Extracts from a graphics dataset
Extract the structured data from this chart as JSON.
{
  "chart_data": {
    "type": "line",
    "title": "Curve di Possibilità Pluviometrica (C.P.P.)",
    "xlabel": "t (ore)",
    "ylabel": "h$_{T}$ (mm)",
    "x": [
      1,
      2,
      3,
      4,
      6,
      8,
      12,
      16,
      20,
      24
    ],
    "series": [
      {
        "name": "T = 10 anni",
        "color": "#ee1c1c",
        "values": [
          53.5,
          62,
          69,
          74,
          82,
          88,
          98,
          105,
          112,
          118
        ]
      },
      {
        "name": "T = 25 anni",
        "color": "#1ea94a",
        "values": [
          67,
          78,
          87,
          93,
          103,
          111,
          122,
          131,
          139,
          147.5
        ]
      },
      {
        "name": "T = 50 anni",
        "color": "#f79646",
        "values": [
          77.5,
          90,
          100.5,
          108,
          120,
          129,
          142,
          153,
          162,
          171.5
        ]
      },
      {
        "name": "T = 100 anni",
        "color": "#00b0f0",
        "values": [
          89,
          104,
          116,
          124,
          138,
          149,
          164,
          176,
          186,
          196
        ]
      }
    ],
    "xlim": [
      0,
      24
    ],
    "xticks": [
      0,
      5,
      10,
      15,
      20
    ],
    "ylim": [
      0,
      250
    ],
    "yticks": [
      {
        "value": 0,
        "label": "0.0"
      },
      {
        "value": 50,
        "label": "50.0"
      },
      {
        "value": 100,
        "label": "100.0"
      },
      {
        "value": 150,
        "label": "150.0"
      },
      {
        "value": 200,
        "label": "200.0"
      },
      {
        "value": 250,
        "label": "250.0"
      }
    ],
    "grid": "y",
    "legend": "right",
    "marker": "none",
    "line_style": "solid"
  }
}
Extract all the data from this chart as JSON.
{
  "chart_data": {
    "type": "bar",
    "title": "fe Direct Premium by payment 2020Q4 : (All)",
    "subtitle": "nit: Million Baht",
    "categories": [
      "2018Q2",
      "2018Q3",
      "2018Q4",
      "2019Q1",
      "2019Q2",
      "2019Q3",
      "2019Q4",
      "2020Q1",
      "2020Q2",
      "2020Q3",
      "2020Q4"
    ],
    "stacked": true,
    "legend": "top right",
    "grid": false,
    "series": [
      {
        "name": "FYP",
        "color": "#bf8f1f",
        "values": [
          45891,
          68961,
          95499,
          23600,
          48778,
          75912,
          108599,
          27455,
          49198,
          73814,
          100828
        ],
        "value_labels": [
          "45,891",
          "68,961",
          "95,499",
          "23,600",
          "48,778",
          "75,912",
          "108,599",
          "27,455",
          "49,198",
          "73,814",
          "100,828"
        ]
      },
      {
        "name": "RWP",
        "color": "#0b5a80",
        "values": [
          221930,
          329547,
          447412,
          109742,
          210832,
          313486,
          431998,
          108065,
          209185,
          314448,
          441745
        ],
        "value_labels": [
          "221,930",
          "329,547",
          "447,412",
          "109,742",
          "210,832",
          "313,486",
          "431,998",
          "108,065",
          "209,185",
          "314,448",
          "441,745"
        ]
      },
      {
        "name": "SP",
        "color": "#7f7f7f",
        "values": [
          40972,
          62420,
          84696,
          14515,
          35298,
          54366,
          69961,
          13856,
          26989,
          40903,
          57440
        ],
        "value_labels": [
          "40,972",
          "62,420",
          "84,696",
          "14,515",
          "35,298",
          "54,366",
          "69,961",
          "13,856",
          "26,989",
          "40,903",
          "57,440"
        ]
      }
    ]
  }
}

§ YOUR GOAL: Reproduce the listing above verbatim, from first line to last.

§ OUTPUT BELOW:
Extract the structured data from this chart as JSON.
{
  "chart_data": {
    "type": "line",
    "title": "Curve di Possibilità Pluviometrica (C.P.P.)",
    "xlabel": "t (ore)",
    "ylabel": "h$_{T}$ (mm)",
    "x": [
      1,
      2,
      3,
      4,
      6,
      8,
      12,
      16,
      20,
      24
    ],
    "series": [
      {
        "name": "T = 10 anni",
        "color": "#ee1c1c",
        "values": [
          53.5,
          62,
          69,
          74,
          82,
          88,
          98,
          105,
          112,
          118
        ]
      },
      {
        "name": "T = 25 anni",
        "color": "#1ea94a",
        "values": [
          67,
          78,
          87,
          93,
          103,
          111,
          122,
          131,
          139,
          147.5
        ]
      },
      {
        "name": "T = 50 anni",
        "color": "#f79646",
        "values": [
          77.5,
          90,
          100.5,
          108,
          120,
          129,
          142,
          153,
          162,
          171.5
        ]
      },
      {
        "name": "T = 100 anni",
        "color": "#00b0f0",
        "values": [
          89,
          104,
          116,
          124,
          138,
          149,
          164,
          176,
          186,
          196
        ]
      }
    ],
    "xlim": [
      0,
      24
    ],
    "xticks": [
      0,
      5,
      10,
      15,
      20
    ],
    "ylim": [
      0,
      250
    ],
    "yticks": [
      {
        "value": 0,
        "label": "0.0"
      },
      {
        "value": 50,
        "label": "50.0"
      },
      {
        "value": 100,
        "label": "100.0"
      },
      {
        "value": 150,
        "label": "150.0"
      },
      {
        "value": 200,
        "label": "200.0"
      },
      {
        "value": 250,
        "label": "250.0"
      }
    ],
    "grid": "y",
    "legend": "right",
    "marker": "none",
    "line_style": "solid"
  }
}
Extract all the data from this chart as JSON.
{
  "chart_data": {
    "type": "bar",
    "title": "fe Direct Premium by payment 2020Q4 : (All)",
    "subtitle": "nit: Million Baht",
    "categories": [
      "2018Q2",
      "2018Q3",
      "2018Q4",
      "2019Q1",
      "2019Q2",
      "2019Q3",
      "2019Q4",
      "2020Q1",
      "2020Q2",
      "2020Q3",
      "2020Q4"
    ],
    "stacked": true,
    "legend": "top right",
    "grid": false,
    "series": [
      {
        "name": "FYP",
        "color": "#bf8f1f",
        "values": [
          45891,
          68961,
          95499,
          23600,
          48778,
          75912,
          108599,
          27455,
          49198,
          73814,
          100828
        ],
        "value_labels": [
          "45,891",
          "68,961",
          "95,499",
          "23,600",
          "48,778",
          "75,912",
          "108,599",
          "27,455",
          "49,198",
          "73,814",
          "100,828"
        ]
      },
      {
        "name": "RWP",
        "color": "#0b5a80",
        "values": [
          221930,
          329547,
          447412,
          109742,
          210832,
          313486,
          431998,
          108065,
          209185,
          314448,
          441745
        ],
        "value_labels": [
          "221,930",
          "329,547",
          "447,412",
          "109,742",
          "210,832",
          "313,486",
          "431,998",
          "108,065",
          "209,185",
          "314,448",
          "441,745"
        ]
      },
      {
        "name": "SP",
        "color": "#7f7f7f",
        "values": [
          40972,
          62420,
          84696,
          14515,
          35298,
          54366,
          69961,
          13856,
          26989,
          40903,
          57440
        ],
        "value_labels": [
          "40,972",
          "62,420",
          "84,696",
          "14,515",
          "35,298",
          "54,366",
          "69,961",
          "13,856",
          "26,989",
          "40,903",
          "57,440"
        ]
      }
    ]
  }
}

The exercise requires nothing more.